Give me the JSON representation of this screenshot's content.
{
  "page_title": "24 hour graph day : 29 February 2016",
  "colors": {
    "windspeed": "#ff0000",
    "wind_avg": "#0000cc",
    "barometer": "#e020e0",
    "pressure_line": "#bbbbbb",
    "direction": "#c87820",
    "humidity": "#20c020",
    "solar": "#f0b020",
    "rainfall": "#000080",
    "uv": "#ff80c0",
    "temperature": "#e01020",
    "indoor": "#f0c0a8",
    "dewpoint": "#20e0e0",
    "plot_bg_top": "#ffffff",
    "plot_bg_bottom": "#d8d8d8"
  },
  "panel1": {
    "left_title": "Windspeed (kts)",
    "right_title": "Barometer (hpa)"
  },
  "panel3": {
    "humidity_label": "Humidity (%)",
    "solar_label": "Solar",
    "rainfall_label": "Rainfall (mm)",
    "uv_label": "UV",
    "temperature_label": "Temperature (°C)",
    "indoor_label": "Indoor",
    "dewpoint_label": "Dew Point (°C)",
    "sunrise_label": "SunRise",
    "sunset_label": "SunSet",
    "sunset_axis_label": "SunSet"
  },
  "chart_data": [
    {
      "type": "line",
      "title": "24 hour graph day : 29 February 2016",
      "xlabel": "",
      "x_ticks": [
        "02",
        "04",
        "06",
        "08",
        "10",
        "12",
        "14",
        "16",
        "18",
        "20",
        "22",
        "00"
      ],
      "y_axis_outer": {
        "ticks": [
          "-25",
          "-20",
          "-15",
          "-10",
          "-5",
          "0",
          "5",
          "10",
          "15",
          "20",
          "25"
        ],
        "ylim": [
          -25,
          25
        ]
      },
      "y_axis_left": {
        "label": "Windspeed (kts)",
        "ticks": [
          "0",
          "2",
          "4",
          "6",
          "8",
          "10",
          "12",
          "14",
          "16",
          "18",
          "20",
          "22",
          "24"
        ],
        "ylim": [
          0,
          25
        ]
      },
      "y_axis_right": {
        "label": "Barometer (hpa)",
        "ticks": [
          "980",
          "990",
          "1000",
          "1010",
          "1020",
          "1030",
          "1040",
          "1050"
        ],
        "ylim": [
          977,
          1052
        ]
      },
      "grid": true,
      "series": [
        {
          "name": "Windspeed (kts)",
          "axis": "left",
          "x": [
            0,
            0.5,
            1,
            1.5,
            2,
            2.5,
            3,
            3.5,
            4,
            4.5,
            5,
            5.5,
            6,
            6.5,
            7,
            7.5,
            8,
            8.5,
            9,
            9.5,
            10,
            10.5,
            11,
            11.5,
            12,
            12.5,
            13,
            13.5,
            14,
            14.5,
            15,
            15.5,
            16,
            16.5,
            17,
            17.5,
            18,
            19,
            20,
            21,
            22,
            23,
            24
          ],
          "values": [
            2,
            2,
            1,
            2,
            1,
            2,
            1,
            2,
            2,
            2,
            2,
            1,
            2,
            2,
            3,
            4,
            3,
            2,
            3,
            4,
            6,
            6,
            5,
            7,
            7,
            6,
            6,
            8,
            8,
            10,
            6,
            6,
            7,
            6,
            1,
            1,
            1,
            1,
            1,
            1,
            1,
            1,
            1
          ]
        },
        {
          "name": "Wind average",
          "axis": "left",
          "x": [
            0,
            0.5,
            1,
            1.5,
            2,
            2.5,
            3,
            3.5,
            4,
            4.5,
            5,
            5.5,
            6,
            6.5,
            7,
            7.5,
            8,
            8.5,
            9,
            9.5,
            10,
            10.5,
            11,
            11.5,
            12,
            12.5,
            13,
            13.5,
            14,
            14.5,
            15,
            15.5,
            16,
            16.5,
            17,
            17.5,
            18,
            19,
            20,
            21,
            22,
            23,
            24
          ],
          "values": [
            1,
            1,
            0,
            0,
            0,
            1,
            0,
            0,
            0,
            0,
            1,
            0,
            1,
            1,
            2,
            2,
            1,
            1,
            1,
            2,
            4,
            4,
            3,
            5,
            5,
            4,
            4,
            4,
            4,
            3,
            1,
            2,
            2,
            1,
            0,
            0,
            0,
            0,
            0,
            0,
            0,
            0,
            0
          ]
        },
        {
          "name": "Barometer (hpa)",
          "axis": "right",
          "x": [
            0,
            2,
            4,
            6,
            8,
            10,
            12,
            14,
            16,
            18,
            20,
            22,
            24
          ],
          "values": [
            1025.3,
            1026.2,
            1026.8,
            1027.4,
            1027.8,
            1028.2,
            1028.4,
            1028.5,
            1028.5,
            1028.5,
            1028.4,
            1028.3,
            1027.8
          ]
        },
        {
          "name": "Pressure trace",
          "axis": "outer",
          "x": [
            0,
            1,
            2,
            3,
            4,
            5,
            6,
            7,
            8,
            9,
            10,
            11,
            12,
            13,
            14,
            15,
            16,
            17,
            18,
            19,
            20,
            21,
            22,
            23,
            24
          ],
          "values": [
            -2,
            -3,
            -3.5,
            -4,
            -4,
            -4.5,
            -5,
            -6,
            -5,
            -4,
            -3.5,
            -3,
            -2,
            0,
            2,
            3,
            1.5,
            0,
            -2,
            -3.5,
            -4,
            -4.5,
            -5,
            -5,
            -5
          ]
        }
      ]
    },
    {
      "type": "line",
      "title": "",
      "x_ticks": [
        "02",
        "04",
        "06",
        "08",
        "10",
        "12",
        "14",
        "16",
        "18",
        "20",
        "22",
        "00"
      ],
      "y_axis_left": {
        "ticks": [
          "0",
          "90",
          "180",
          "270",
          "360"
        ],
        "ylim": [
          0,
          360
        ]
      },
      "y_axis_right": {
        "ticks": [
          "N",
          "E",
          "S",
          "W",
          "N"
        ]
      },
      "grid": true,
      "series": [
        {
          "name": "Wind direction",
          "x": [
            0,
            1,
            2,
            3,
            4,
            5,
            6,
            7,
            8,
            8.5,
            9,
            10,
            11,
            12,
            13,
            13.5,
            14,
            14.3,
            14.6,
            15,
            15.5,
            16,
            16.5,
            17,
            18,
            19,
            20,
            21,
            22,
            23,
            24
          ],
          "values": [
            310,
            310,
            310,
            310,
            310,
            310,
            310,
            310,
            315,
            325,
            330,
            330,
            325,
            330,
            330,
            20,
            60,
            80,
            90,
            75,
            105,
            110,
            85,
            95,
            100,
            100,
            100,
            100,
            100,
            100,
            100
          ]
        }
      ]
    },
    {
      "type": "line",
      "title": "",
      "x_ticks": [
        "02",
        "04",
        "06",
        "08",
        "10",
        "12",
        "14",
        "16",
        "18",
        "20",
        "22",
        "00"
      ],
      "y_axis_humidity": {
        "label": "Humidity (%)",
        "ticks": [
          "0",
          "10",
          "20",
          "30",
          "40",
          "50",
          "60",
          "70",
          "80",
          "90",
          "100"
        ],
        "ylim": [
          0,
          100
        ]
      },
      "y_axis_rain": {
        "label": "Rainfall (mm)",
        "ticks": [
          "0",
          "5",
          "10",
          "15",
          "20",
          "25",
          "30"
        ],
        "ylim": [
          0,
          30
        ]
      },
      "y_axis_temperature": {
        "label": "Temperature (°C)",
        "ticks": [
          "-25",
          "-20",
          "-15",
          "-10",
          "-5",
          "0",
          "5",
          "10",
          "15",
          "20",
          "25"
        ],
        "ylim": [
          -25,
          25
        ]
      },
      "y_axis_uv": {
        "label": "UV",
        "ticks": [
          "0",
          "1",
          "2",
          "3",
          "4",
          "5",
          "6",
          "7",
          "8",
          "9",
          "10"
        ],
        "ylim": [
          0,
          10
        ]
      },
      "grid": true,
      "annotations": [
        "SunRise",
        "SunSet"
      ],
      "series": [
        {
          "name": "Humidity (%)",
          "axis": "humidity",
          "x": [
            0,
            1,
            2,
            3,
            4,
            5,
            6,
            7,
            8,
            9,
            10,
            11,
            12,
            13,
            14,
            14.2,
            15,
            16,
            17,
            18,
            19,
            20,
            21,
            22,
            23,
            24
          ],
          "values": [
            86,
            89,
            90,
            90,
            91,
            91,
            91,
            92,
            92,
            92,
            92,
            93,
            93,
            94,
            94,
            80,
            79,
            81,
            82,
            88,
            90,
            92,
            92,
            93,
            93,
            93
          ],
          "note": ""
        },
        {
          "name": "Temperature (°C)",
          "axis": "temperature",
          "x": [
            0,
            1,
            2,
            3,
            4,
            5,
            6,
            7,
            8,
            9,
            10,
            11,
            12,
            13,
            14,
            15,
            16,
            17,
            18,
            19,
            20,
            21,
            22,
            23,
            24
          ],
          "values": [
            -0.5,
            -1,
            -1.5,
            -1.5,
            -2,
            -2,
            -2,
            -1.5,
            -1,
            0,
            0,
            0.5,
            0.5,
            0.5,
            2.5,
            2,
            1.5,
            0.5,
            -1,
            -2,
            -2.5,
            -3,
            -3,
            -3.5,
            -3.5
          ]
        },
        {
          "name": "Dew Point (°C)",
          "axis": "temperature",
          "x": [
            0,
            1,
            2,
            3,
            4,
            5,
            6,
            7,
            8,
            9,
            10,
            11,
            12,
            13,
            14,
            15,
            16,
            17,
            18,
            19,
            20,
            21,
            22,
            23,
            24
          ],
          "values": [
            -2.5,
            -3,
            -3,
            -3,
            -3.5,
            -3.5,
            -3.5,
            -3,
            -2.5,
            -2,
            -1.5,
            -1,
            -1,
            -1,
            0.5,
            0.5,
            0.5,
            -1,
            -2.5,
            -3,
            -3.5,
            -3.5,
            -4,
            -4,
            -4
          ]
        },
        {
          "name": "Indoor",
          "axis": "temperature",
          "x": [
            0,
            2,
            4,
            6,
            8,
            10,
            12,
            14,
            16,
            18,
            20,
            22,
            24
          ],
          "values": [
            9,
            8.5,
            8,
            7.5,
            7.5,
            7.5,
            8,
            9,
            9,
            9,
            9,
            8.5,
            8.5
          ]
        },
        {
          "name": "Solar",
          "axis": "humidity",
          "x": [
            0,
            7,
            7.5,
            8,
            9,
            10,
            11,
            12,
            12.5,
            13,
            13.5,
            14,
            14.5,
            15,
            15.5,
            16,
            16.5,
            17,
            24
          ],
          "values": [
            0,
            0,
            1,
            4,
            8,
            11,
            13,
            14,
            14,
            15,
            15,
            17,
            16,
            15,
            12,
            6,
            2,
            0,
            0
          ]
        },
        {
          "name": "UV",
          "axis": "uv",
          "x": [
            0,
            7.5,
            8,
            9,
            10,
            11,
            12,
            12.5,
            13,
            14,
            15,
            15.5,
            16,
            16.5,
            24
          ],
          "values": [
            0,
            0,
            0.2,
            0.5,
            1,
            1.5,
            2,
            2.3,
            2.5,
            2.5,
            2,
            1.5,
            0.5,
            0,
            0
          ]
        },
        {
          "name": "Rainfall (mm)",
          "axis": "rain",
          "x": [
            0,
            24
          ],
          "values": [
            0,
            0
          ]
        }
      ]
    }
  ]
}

++++

Gather all lines with the string "direction" from the data.

REPLY.
    "direction": "#c87820",
          "name": "Wind direction",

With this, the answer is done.